Quote all of the entries word for word.

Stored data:
====
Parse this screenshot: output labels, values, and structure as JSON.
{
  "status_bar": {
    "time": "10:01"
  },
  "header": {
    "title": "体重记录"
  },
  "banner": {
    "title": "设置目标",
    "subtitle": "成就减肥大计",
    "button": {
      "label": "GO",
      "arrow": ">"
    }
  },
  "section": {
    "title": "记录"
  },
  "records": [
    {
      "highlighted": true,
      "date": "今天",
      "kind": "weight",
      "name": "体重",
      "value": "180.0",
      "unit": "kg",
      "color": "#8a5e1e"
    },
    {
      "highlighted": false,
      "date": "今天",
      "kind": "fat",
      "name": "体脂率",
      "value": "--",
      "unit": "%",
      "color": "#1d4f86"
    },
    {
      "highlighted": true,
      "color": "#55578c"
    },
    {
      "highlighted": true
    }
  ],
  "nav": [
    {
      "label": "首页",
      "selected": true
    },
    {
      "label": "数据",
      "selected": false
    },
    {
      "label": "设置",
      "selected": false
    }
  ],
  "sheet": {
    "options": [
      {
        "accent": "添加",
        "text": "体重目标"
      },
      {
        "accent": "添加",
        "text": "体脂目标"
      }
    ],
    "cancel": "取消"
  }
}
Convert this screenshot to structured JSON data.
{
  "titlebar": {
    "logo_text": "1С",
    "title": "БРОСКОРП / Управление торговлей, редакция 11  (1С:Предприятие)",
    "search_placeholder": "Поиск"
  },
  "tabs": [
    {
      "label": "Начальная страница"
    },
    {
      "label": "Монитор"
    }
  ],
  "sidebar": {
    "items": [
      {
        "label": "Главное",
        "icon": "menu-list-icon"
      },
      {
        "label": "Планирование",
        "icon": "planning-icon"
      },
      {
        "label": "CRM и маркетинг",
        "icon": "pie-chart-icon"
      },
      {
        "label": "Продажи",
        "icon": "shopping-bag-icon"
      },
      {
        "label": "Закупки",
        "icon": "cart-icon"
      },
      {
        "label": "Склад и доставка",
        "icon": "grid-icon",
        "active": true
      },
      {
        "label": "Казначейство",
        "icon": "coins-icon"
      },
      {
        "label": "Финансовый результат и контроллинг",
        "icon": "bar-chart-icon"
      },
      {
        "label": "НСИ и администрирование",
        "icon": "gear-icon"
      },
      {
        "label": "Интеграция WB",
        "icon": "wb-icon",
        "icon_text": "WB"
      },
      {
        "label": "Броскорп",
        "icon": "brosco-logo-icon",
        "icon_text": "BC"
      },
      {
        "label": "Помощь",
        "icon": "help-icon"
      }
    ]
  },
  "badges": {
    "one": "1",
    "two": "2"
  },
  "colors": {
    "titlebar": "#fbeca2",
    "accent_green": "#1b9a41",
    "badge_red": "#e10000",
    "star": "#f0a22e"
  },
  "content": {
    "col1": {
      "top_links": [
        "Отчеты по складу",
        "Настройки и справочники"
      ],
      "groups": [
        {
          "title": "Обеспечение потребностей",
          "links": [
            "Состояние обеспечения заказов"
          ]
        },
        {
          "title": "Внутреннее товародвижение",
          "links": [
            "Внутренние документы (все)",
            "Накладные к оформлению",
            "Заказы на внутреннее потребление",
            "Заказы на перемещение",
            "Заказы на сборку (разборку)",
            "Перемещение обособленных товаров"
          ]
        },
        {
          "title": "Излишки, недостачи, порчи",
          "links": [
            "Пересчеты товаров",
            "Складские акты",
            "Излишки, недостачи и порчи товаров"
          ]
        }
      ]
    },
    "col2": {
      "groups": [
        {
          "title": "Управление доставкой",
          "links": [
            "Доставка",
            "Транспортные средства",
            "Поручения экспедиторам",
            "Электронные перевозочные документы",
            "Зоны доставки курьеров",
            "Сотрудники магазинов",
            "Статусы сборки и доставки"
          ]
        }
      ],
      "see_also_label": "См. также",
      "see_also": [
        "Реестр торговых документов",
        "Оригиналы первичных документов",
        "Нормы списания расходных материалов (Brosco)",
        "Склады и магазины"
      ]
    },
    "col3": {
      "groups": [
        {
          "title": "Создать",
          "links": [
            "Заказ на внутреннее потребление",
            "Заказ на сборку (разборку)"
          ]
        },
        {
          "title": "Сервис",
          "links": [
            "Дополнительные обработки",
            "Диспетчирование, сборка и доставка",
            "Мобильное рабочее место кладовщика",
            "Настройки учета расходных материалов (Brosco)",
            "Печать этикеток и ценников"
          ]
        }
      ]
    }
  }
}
====
Worked answer:
Parse this screenshot: output labels, values, and structure as JSON.
{
  "status_bar": {
    "time": "10:01"
  },
  "header": {
    "title": "体重记录"
  },
  "banner": {
    "title": "设置目标",
    "subtitle": "成就减肥大计",
    "button": {
      "label": "GO",
      "arrow": ">"
    }
  },
  "section": {
    "title": "记录"
  },
  "records": [
    {
      "highlighted": true,
      "date": "今天",
      "kind": "weight",
      "name": "体重",
      "value": "180.0",
      "unit": "kg",
      "color": "#8a5e1e"
    },
    {
      "highlighted": false,
      "date": "今天",
      "kind": "fat",
      "name": "体脂率",
      "value": "--",
      "unit": "%",
      "color": "#1d4f86"
    },
    {
      "highlighted": true,
      "color": "#55578c"
    },
    {
      "highlighted": true
    }
  ],
  "nav": [
    {
      "label": "首页",
      "selected": true
    },
    {
      "label": "数据",
      "selected": false
    },
    {
      "label": "设置",
      "selected": false
    }
  ],
  "sheet": {
    "options": [
      {
        "accent": "添加",
        "text": "体重目标"
      },
      {
        "accent": "添加",
        "text": "体脂目标"
      }
    ],
    "cancel": "取消"
  }
}
Convert this screenshot to structured JSON data.
{
  "titlebar": {
    "logo_text": "1С",
    "title": "БРОСКОРП / Управление торговлей, редакция 11  (1С:Предприятие)",
    "search_placeholder": "Поиск"
  },
  "tabs": [
    {
      "label": "Начальная страница"
    },
    {
      "label": "Монитор"
    }
  ],
  "sidebar": {
    "items": [
      {
        "label": "Главное",
        "icon": "menu-list-icon"
      },
      {
        "label": "Планирование",
        "icon": "planning-icon"
      },
      {
        "label": "CRM и маркетинг",
        "icon": "pie-chart-icon"
      },
      {
        "label": "Продажи",
        "icon": "shopping-bag-icon"
      },
      {
        "label": "Закупки",
        "icon": "cart-icon"
      },
      {
        "label": "Склад и доставка",
        "icon": "grid-icon",
        "active": true
      },
      {
        "label": "Казначейство",
        "icon": "coins-icon"
      },
      {
        "label": "Финансовый результат и контроллинг",
        "icon": "bar-chart-icon"
      },
      {
        "label": "НСИ и администрирование",
        "icon": "gear-icon"
      },
      {
        "label": "Интеграция WB",
        "icon": "wb-icon",
        "icon_text": "WB"
      },
      {
        "label": "Броскорп",
        "icon": "brosco-logo-icon",
        "icon_text": "BC"
      },
      {
        "label": "Помощь",
        "icon": "help-icon"
      }
    ]
  },
  "badges": {
    "one": "1",
    "two": "2"
  },
  "colors": {
    "titlebar": "#fbeca2",
    "accent_green": "#1b9a41",
    "badge_red": "#e10000",
    "star": "#f0a22e"
  },
  "content": {
    "col1": {
      "top_links": [
        "Отчеты по складу",
        "Настройки и справочники"
      ],
      "groups": [
        {
          "title": "Обеспечение потребностей",
          "links": [
            "Состояние обеспечения заказов"
          ]
        },
        {
          "title": "Внутреннее товародвижение",
          "links": [
            "Внутренние документы (все)",
            "Накладные к оформлению",
            "Заказы на внутреннее потребление",
            "Заказы на перемещение",
            "Заказы на сборку (разборку)",
            "Перемещение обособленных товаров"
          ]
        },
        {
          "title": "Излишки, недостачи, порчи",
          "links": [
            "Пересчеты товаров",
            "Складские акты",
            "Излишки, недостачи и порчи товаров"
          ]
        }
      ]
    },
    "col2": {
      "groups": [
        {
          "title": "Управление доставкой",
          "links": [
            "Доставка",
            "Транспортные средства",
            "Поручения экспедиторам",
            "Электронные перевозочные документы",
            "Зоны доставки курьеров",
            "Сотрудники магазинов",
            "Статусы сборки и доставки"
          ]
        }
      ],
      "see_also_label": "См. также",
      "see_also": [
        "Реестр торговых документов",
        "Оригиналы первичных документов",
        "Нормы списания расходных материалов (Brosco)",
        "Склады и магазины"
      ]
    },
    "col3": {
      "groups": [
        {
          "title": "Создать",
          "links": [
            "Заказ на внутреннее потребление",
            "Заказ на сборку (разборку)"
          ]
        },
        {
          "title": "Сервис",
          "links": [
            "Дополнительные обработки",
            "Диспетчирование, сборка и доставка",
            "Мобильное рабочее место кладовщика",
            "Настройки учета расходных материалов (Brosco)",
            "Печать этикеток и ценников"
          ]
        }
      ]
    }
  }
}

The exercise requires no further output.